=== Dataset content ===
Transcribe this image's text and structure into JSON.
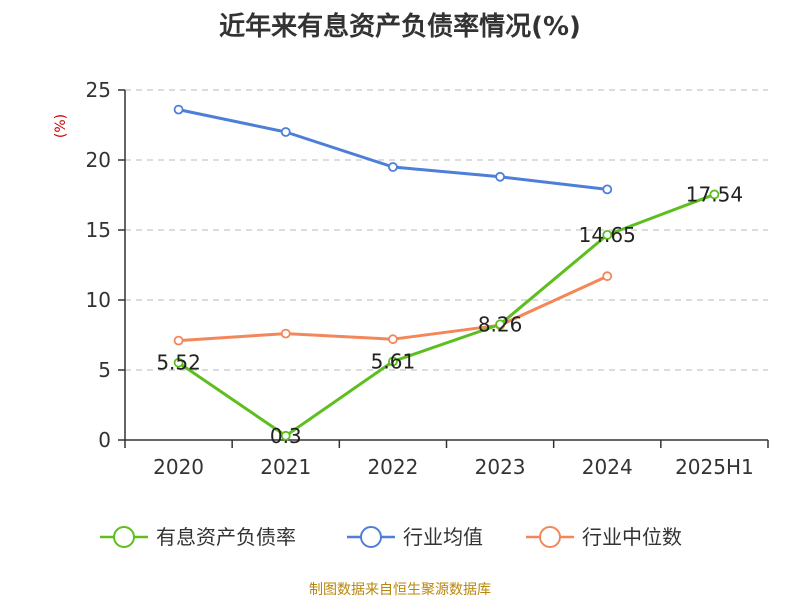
{
  "chart_data": {
    "type": "line",
    "title": "近年来有息资产负债率情况(%)",
    "ylabel": "(%)",
    "xlabel": "",
    "categories": [
      "2020",
      "2021",
      "2022",
      "2023",
      "2024",
      "2025H1"
    ],
    "ylim": [
      0,
      25
    ],
    "yticks": [
      0,
      5,
      10,
      15,
      20,
      25
    ],
    "grid": true,
    "legend_position": "bottom",
    "series": [
      {
        "name": "有息资产负债率",
        "color": "#5cbf1f",
        "values": [
          5.52,
          0.3,
          5.61,
          8.26,
          14.65,
          17.54
        ],
        "labels": [
          "5.52",
          "0.3",
          "5.61",
          "8.26",
          "14.65",
          "17.54"
        ]
      },
      {
        "name": "行业均值",
        "color": "#4d7fd9",
        "values": [
          23.6,
          22.0,
          19.5,
          18.8,
          17.9,
          null
        ]
      },
      {
        "name": "行业中位数",
        "color": "#f4875a",
        "values": [
          7.1,
          7.6,
          7.2,
          8.2,
          11.7,
          null
        ]
      }
    ]
  },
  "source_text": "制图数据来自恒生聚源数据库"
}
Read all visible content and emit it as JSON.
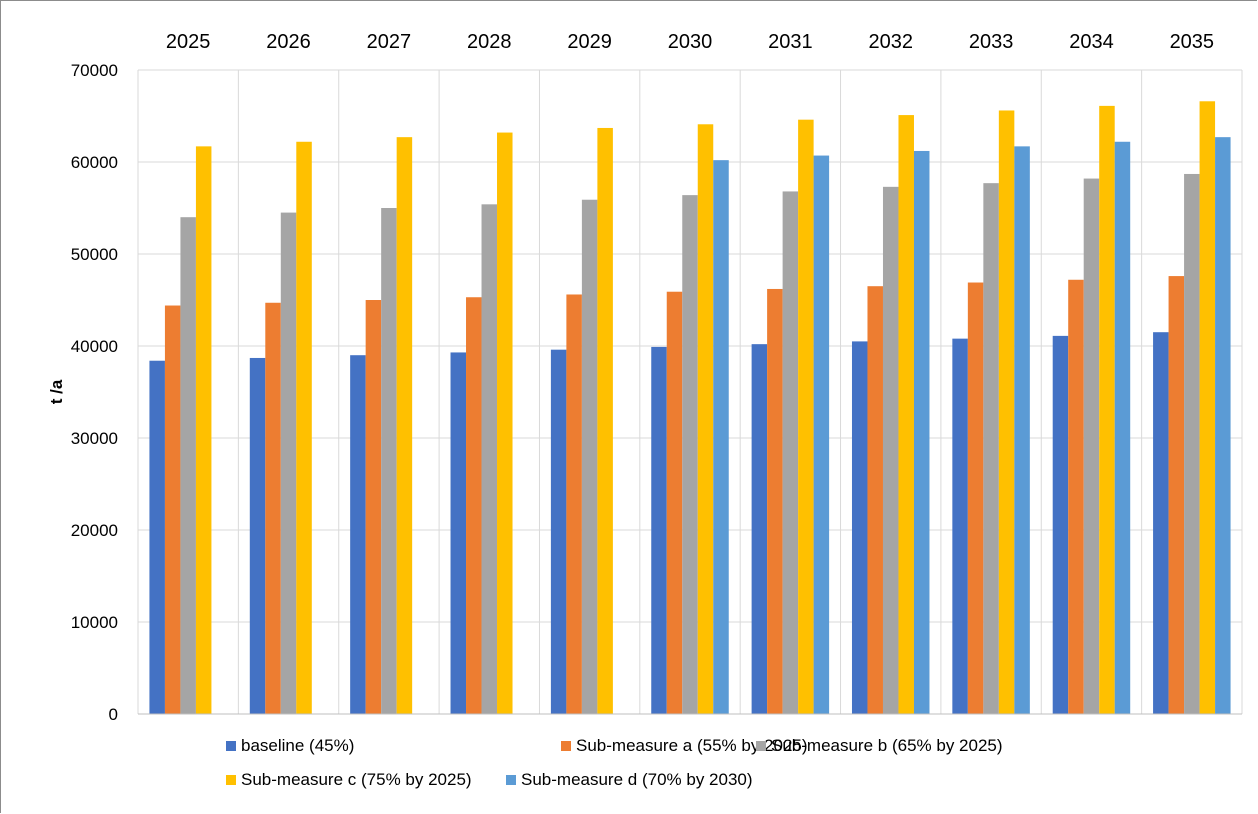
{
  "chart_data": {
    "type": "bar",
    "categories": [
      "2025",
      "2026",
      "2027",
      "2028",
      "2029",
      "2030",
      "2031",
      "2032",
      "2033",
      "2034",
      "2035"
    ],
    "ylabel": "t /a",
    "ylim": [
      0,
      70000
    ],
    "yticks": [
      0,
      10000,
      20000,
      30000,
      40000,
      50000,
      60000,
      70000
    ],
    "grid": true,
    "category_axis_position": "top",
    "legend_position": "bottom",
    "series": [
      {
        "name": "baseline (45%)",
        "color": "#4472C4",
        "values": [
          38400,
          38700,
          39000,
          39300,
          39600,
          39900,
          40200,
          40500,
          40800,
          41100,
          41500
        ]
      },
      {
        "name": "Sub-measure a (55% by 2025)",
        "color": "#ED7D31",
        "values": [
          44400,
          44700,
          45000,
          45300,
          45600,
          45900,
          46200,
          46500,
          46900,
          47200,
          47600
        ]
      },
      {
        "name": "Sub-measure b (65% by 2025)",
        "color": "#A5A5A5",
        "values": [
          54000,
          54500,
          55000,
          55400,
          55900,
          56400,
          56800,
          57300,
          57700,
          58200,
          58700
        ]
      },
      {
        "name": "Sub-measure c (75% by 2025)",
        "color": "#FFC000",
        "values": [
          61700,
          62200,
          62700,
          63200,
          63700,
          64100,
          64600,
          65100,
          65600,
          66100,
          66600
        ]
      },
      {
        "name": "Sub-measure d (70% by 2030)",
        "color": "#5B9BD5",
        "values": [
          null,
          null,
          null,
          null,
          null,
          60200,
          60700,
          61200,
          61700,
          62200,
          62700
        ]
      }
    ]
  }
}
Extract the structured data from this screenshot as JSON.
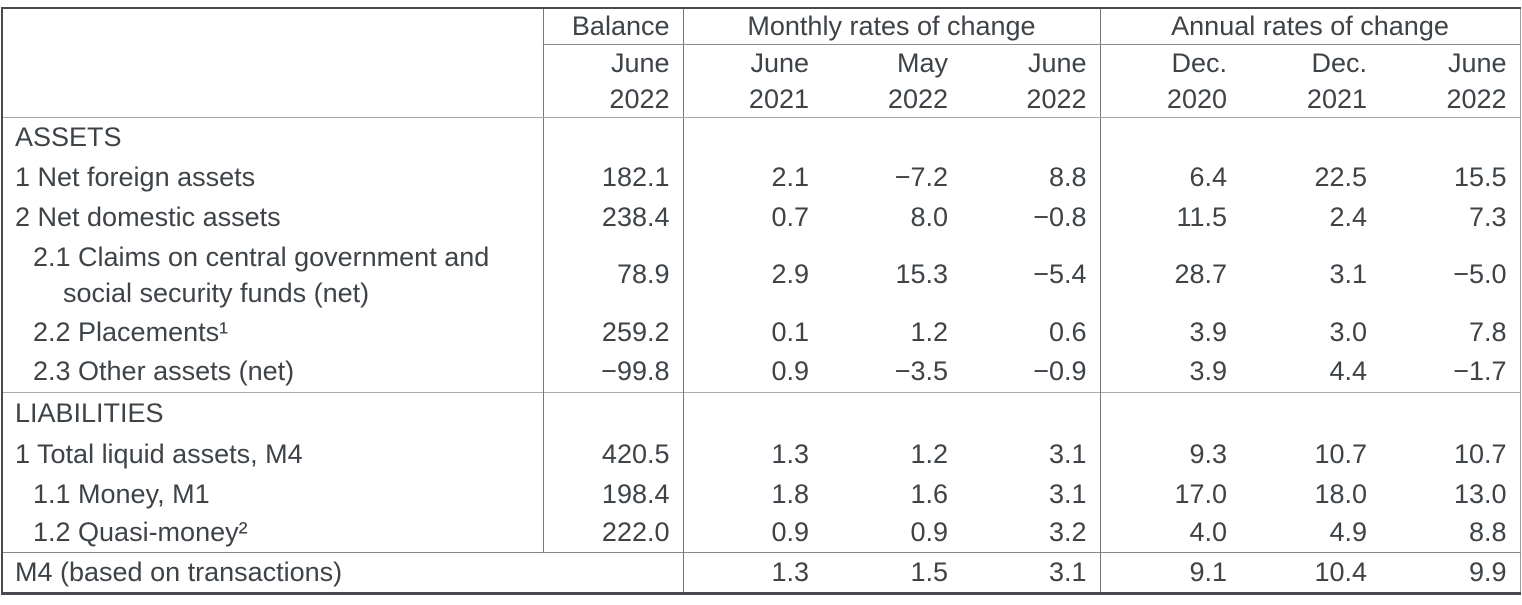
{
  "header": {
    "balance": "Balance",
    "monthly_group": "Monthly rates of change",
    "annual_group": "Annual rates of change",
    "subcols": [
      {
        "month": "June",
        "year": "2022"
      },
      {
        "month": "June",
        "year": "2021"
      },
      {
        "month": "May",
        "year": "2022"
      },
      {
        "month": "June",
        "year": "2022"
      },
      {
        "month": "Dec.",
        "year": "2020"
      },
      {
        "month": "Dec.",
        "year": "2021"
      },
      {
        "month": "June",
        "year": "2022"
      }
    ]
  },
  "rows": [
    {
      "label": "ASSETS"
    },
    {
      "label": "1 Net foreign assets",
      "values": [
        "182.1",
        "2.1",
        "−7.2",
        "8.8",
        "6.4",
        "22.5",
        "15.5"
      ]
    },
    {
      "label": "2 Net domestic assets",
      "values": [
        "238.4",
        "0.7",
        "8.0",
        "−0.8",
        "11.5",
        "2.4",
        "7.3"
      ]
    },
    {
      "label_line1": "2.1 Claims on central government and",
      "label_line2": "social security funds (net)",
      "values": [
        "78.9",
        "2.9",
        "15.3",
        "−5.4",
        "28.7",
        "3.1",
        "−5.0"
      ]
    },
    {
      "label": "2.2 Placements¹",
      "values": [
        "259.2",
        "0.1",
        "1.2",
        "0.6",
        "3.9",
        "3.0",
        "7.8"
      ]
    },
    {
      "label": "2.3 Other assets (net)",
      "values": [
        "−99.8",
        "0.9",
        "−3.5",
        "−0.9",
        "3.9",
        "4.4",
        "−1.7"
      ]
    },
    {
      "label": "LIABILITIES"
    },
    {
      "label": "1 Total liquid assets, M4",
      "values": [
        "420.5",
        "1.3",
        "1.2",
        "3.1",
        "9.3",
        "10.7",
        "10.7"
      ]
    },
    {
      "label": "1.1 Money, M1",
      "values": [
        "198.4",
        "1.8",
        "1.6",
        "3.1",
        "17.0",
        "18.0",
        "13.0"
      ]
    },
    {
      "label": "1.2 Quasi-money²",
      "values": [
        "222.0",
        "0.9",
        "0.9",
        "3.2",
        "4.0",
        "4.9",
        "8.8"
      ]
    }
  ],
  "footer": {
    "label": "M4 (based on transactions)",
    "values": [
      "1.3",
      "1.5",
      "3.1",
      "9.1",
      "10.4",
      "9.9"
    ]
  }
}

=== Your task ===
Print all the records again exactly; do not include any picture.

=== Answer to the exercise ===
Transcribe this image's text and structure into JSON.
{
  "chart_data": {
    "type": "line",
    "title": "近年来有息资产负债率情况(%)",
    "ylabel": "(%)",
    "xlabel": "",
    "categories": [
      "2020",
      "2021",
      "2022",
      "2023",
      "2024",
      "2025H1"
    ],
    "ylim": [
      0,
      25
    ],
    "yticks": [
      0,
      5,
      10,
      15,
      20,
      25
    ],
    "grid": true,
    "legend_position": "bottom",
    "series": [
      {
        "name": "有息资产负债率",
        "color": "#5cbf1f",
        "values": [
          5.52,
          0.3,
          5.61,
          8.26,
          14.65,
          17.54
        ],
        "labels": [
          "5.52",
          "0.3",
          "5.61",
          "8.26",
          "14.65",
          "17.54"
        ]
      },
      {
        "name": "行业均值",
        "color": "#4d7fd9",
        "values": [
          23.6,
          22.0,
          19.5,
          18.8,
          17.9,
          null
        ]
      },
      {
        "name": "行业中位数",
        "color": "#f4875a",
        "values": [
          7.1,
          7.6,
          7.2,
          8.2,
          11.7,
          null
        ]
      }
    ]
  },
  "source_text": "制图数据来自恒生聚源数据库"
}
Read all visible content and emit it as JSON.
{
  "chart_data": {
    "type": "bar",
    "categories": [
      "2025",
      "2026",
      "2027",
      "2028",
      "2029",
      "2030",
      "2031",
      "2032",
      "2033",
      "2034",
      "2035"
    ],
    "ylabel": "t /a",
    "ylim": [
      0,
      70000
    ],
    "yticks": [
      0,
      10000,
      20000,
      30000,
      40000,
      50000,
      60000,
      70000
    ],
    "grid": true,
    "category_axis_position": "top",
    "legend_position": "bottom",
    "series": [
      {
        "name": "baseline (45%)",
        "color": "#4472C4",
        "values": [
          38400,
          38700,
          39000,
          39300,
          39600,
          39900,
          40200,
          40500,
          40800,
          41100,
          41500
        ]
      },
      {
        "name": "Sub-measure a (55% by 2025)",
        "color": "#ED7D31",
        "values": [
          44400,
          44700,
          45000,
          45300,
          45600,
          45900,
          46200,
          46500,
          46900,
          47200,
          47600
        ]
      },
      {
        "name": "Sub-measure b (65% by 2025)",
        "color": "#A5A5A5",
        "values": [
          54000,
          54500,
          55000,
          55400,
          55900,
          56400,
          56800,
          57300,
          57700,
          58200,
          58700
        ]
      },
      {
        "name": "Sub-measure c (75% by 2025)",
        "color": "#FFC000",
        "values": [
          61700,
          62200,
          62700,
          63200,
          63700,
          64100,
          64600,
          65100,
          65600,
          66100,
          66600
        ]
      },
      {
        "name": "Sub-measure d (70% by 2030)",
        "color": "#5B9BD5",
        "values": [
          null,
          null,
          null,
          null,
          null,
          60200,
          60700,
          61200,
          61700,
          62200,
          62700
        ]
      }
    ]
  }
}
Extract the structured data from this screenshot as JSON.
{
  "header": {
    "balance": "Balance",
    "monthly_group": "Monthly rates of change",
    "annual_group": "Annual rates of change",
    "subcols": [
      {
        "month": "June",
        "year": "2022"
      },
      {
        "month": "June",
        "year": "2021"
      },
      {
        "month": "May",
        "year": "2022"
      },
      {
        "month": "June",
        "year": "2022"
      },
      {
        "month": "Dec.",
        "year": "2020"
      },
      {
        "month": "Dec.",
        "year": "2021"
      },
      {
        "month": "June",
        "year": "2022"
      }
    ]
  },
  "rows": [
    {
      "label": "ASSETS"
    },
    {
      "label": "1 Net foreign assets",
      "values": [
        "182.1",
        "2.1",
        "−7.2",
        "8.8",
        "6.4",
        "22.5",
        "15.5"
      ]
    },
    {
      "label": "2 Net domestic assets",
      "values": [
        "238.4",
        "0.7",
        "8.0",
        "−0.8",
        "11.5",
        "2.4",
        "7.3"
      ]
    },
    {
      "label_line1": "2.1 Claims on central government and",
      "label_line2": "social security funds (net)",
      "values": [
        "78.9",
        "2.9",
        "15.3",
        "−5.4",
        "28.7",
        "3.1",
        "−5.0"
      ]
    },
    {
      "label": "2.2 Placements¹",
      "values": [
        "259.2",
        "0.1",
        "1.2",
        "0.6",
        "3.9",
        "3.0",
        "7.8"
      ]
    },
    {
      "label": "2.3 Other assets (net)",
      "values": [
        "−99.8",
        "0.9",
        "−3.5",
        "−0.9",
        "3.9",
        "4.4",
        "−1.7"
      ]
    },
    {
      "label": "LIABILITIES"
    },
    {
      "label": "1 Total liquid assets, M4",
      "values": [
        "420.5",
        "1.3",
        "1.2",
        "3.1",
        "9.3",
        "10.7",
        "10.7"
      ]
    },
    {
      "label": "1.1 Money, M1",
      "values": [
        "198.4",
        "1.8",
        "1.6",
        "3.1",
        "17.0",
        "18.0",
        "13.0"
      ]
    },
    {
      "label": "1.2 Quasi-money²",
      "values": [
        "222.0",
        "0.9",
        "0.9",
        "3.2",
        "4.0",
        "4.9",
        "8.8"
      ]
    }
  ],
  "footer": {
    "label": "M4 (based on transactions)",
    "values": [
      "1.3",
      "1.5",
      "3.1",
      "9.1",
      "10.4",
      "9.9"
    ]
  }
}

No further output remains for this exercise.